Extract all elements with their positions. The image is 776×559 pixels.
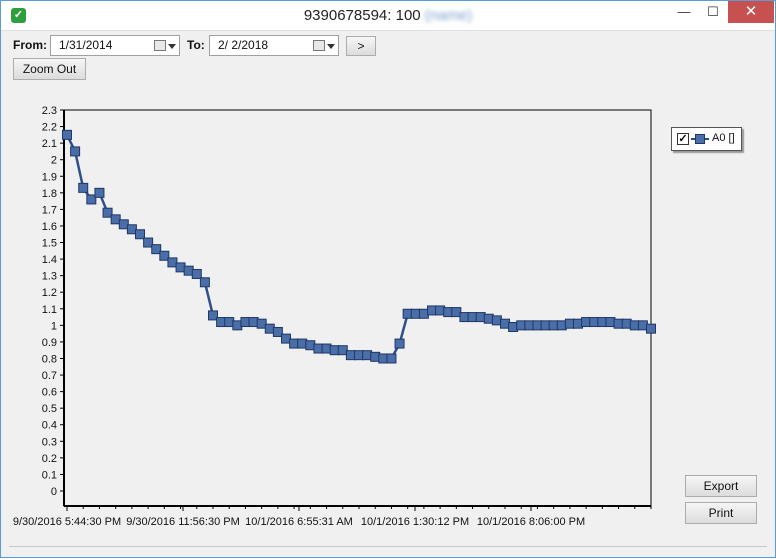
y-tick-label: 0.4 bbox=[42, 420, 57, 432]
x-tick-label: 10/1/2016 1:30:12 PM bbox=[361, 516, 469, 528]
x-tick-label: 10/1/2016 6:55:31 AM bbox=[245, 516, 353, 528]
y-tick-label: 1.5 bbox=[42, 238, 57, 250]
app-window: ✓ 9390678594: 100 (name) — ☐ ✕ From: 1/31… bbox=[0, 0, 776, 558]
data-point bbox=[70, 146, 81, 157]
data-point bbox=[191, 268, 202, 279]
data-point bbox=[394, 338, 405, 349]
y-tick-label: 1.1 bbox=[42, 304, 57, 316]
y-tick-label: 1.6 bbox=[42, 221, 57, 233]
data-point bbox=[646, 323, 656, 334]
y-tick-label: 1 bbox=[51, 320, 57, 332]
data-point bbox=[78, 182, 89, 193]
export-button[interactable]: Export bbox=[685, 475, 757, 497]
legend: ✓ A0 [] bbox=[671, 127, 742, 151]
y-tick-label: 1.3 bbox=[42, 271, 57, 283]
data-point bbox=[199, 277, 210, 288]
data-point bbox=[135, 229, 145, 240]
y-tick-label: 1.2 bbox=[42, 287, 57, 299]
y-tick-label: 0.2 bbox=[42, 453, 57, 465]
legend-checkbox[interactable]: ✓ bbox=[677, 133, 689, 145]
x-tick-label: 10/1/2016 8:06:00 PM bbox=[477, 516, 585, 528]
y-tick-label: 1.8 bbox=[42, 188, 57, 200]
y-tick-label: 0.5 bbox=[42, 403, 57, 415]
y-tick-label: 1.4 bbox=[42, 254, 57, 266]
x-tick-label: 9/30/2016 11:56:30 PM bbox=[126, 516, 240, 528]
y-tick-label: 1.7 bbox=[42, 204, 57, 216]
y-tick-label: 2 bbox=[51, 155, 57, 167]
y-ticks: 0 0.1 0.2 0.3 0.4 0.5 0.6 0.7 0.8 0.9 1 1.1 1.2 1.3 1.… bbox=[42, 105, 64, 498]
data-point bbox=[386, 353, 397, 364]
y-tick-label: 2.2 bbox=[42, 122, 57, 134]
y-tick-label: 0.1 bbox=[42, 469, 57, 481]
legend-marker-swatch bbox=[695, 134, 705, 144]
y-tick-label: 0.7 bbox=[42, 370, 57, 382]
x-tick-label: 9/30/2016 5:44:30 PM bbox=[13, 516, 121, 528]
y-tick-label: 1.9 bbox=[42, 171, 57, 183]
y-tick-label: 0.8 bbox=[42, 353, 57, 365]
x-ticks: 9/30/2016 5:44:30 PM 9/30/2016 11:56:30 P… bbox=[13, 506, 652, 528]
y-tick-label: 0.3 bbox=[42, 436, 57, 448]
y-tick-label: 0.6 bbox=[42, 387, 57, 399]
data-point bbox=[94, 187, 105, 198]
legend-series-name: A0 [] bbox=[712, 132, 735, 144]
bottom-divider bbox=[9, 546, 767, 549]
chart-canvas: 0 0.1 0.2 0.3 0.4 0.5 0.6 0.7 0.8 0.9 1 1.1 1.2 1.3 1.… bbox=[13, 105, 656, 528]
y-tick-label: 0 bbox=[51, 486, 57, 498]
print-button[interactable]: Print bbox=[685, 502, 757, 524]
data-point bbox=[62, 129, 72, 140]
y-tick-label: 2.1 bbox=[42, 138, 57, 150]
y-tick-label: 0.9 bbox=[42, 337, 57, 349]
plot-area bbox=[63, 109, 652, 507]
y-tick-label: 2.3 bbox=[42, 105, 57, 117]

PROBLEM TO WORK ON> Reproduce every line of the records above, word for word, but leave out the picture lines.

PROBLEM SOLUTION>
Extract all elements with their positions. The image is 776×559 pixels.
y-tick-label: 0.4 bbox=[42, 420, 57, 432]
x-tick-label: 10/1/2016 1:30:12 PM bbox=[361, 516, 469, 528]
x-tick-label: 10/1/2016 6:55:31 AM bbox=[245, 516, 353, 528]
y-tick-label: 1.5 bbox=[42, 238, 57, 250]
app-window: ✓ 9390678594: 100 (name) — ☐ ✕ From: 1/31… bbox=[0, 0, 776, 558]
data-point bbox=[70, 146, 81, 157]
data-point bbox=[191, 268, 202, 279]
data-point bbox=[394, 338, 405, 349]
y-tick-label: 1.1 bbox=[42, 304, 57, 316]
y-tick-label: 1.6 bbox=[42, 221, 57, 233]
data-point bbox=[646, 323, 656, 334]
y-tick-label: 1 bbox=[51, 320, 57, 332]
data-point bbox=[78, 182, 89, 193]
export-button[interactable]: Export bbox=[685, 475, 757, 497]
legend: ✓ A0 [] bbox=[671, 127, 742, 151]
y-tick-label: 1.3 bbox=[42, 271, 57, 283]
data-point bbox=[199, 277, 210, 288]
data-point bbox=[135, 229, 145, 240]
y-tick-label: 1.2 bbox=[42, 287, 57, 299]
y-tick-label: 0.2 bbox=[42, 453, 57, 465]
legend-checkbox[interactable]: ✓ bbox=[677, 133, 689, 145]
x-tick-label: 10/1/2016 8:06:00 PM bbox=[477, 516, 585, 528]
y-tick-label: 1.8 bbox=[42, 188, 57, 200]
y-tick-label: 0.5 bbox=[42, 403, 57, 415]
y-tick-label: 1.4 bbox=[42, 254, 57, 266]
x-tick-label: 9/30/2016 11:56:30 PM bbox=[126, 516, 240, 528]
y-tick-label: 1.7 bbox=[42, 204, 57, 216]
y-tick-label: 2 bbox=[51, 155, 57, 167]
y-ticks: 0 0.1 0.2 0.3 0.4 0.5 0.6 0.7 0.8 0.9 1 1.1 1.2 1.3 1.… bbox=[42, 105, 64, 498]
data-point bbox=[386, 353, 397, 364]
y-tick-label: 2.2 bbox=[42, 122, 57, 134]
y-tick-label: 0.1 bbox=[42, 469, 57, 481]
legend-marker-swatch bbox=[695, 134, 705, 144]
y-tick-label: 0.7 bbox=[42, 370, 57, 382]
x-tick-label: 9/30/2016 5:44:30 PM bbox=[13, 516, 121, 528]
y-tick-label: 1.9 bbox=[42, 171, 57, 183]
y-tick-label: 0.8 bbox=[42, 353, 57, 365]
x-ticks: 9/30/2016 5:44:30 PM 9/30/2016 11:56:30 P… bbox=[13, 506, 652, 528]
y-tick-label: 0.3 bbox=[42, 436, 57, 448]
y-tick-label: 0.6 bbox=[42, 387, 57, 399]
data-point bbox=[94, 187, 105, 198]
legend-series-name: A0 [] bbox=[712, 132, 735, 144]
bottom-divider bbox=[9, 546, 767, 549]
chart-canvas: 0 0.1 0.2 0.3 0.4 0.5 0.6 0.7 0.8 0.9 1 1.1 1.2 1.3 1.… bbox=[13, 105, 656, 528]
y-tick-label: 0 bbox=[51, 486, 57, 498]
print-button[interactable]: Print bbox=[685, 502, 757, 524]
data-point bbox=[62, 129, 72, 140]
y-tick-label: 2.1 bbox=[42, 138, 57, 150]
y-tick-label: 0.9 bbox=[42, 337, 57, 349]
plot-area bbox=[63, 109, 652, 507]
y-tick-label: 2.3 bbox=[42, 105, 57, 117]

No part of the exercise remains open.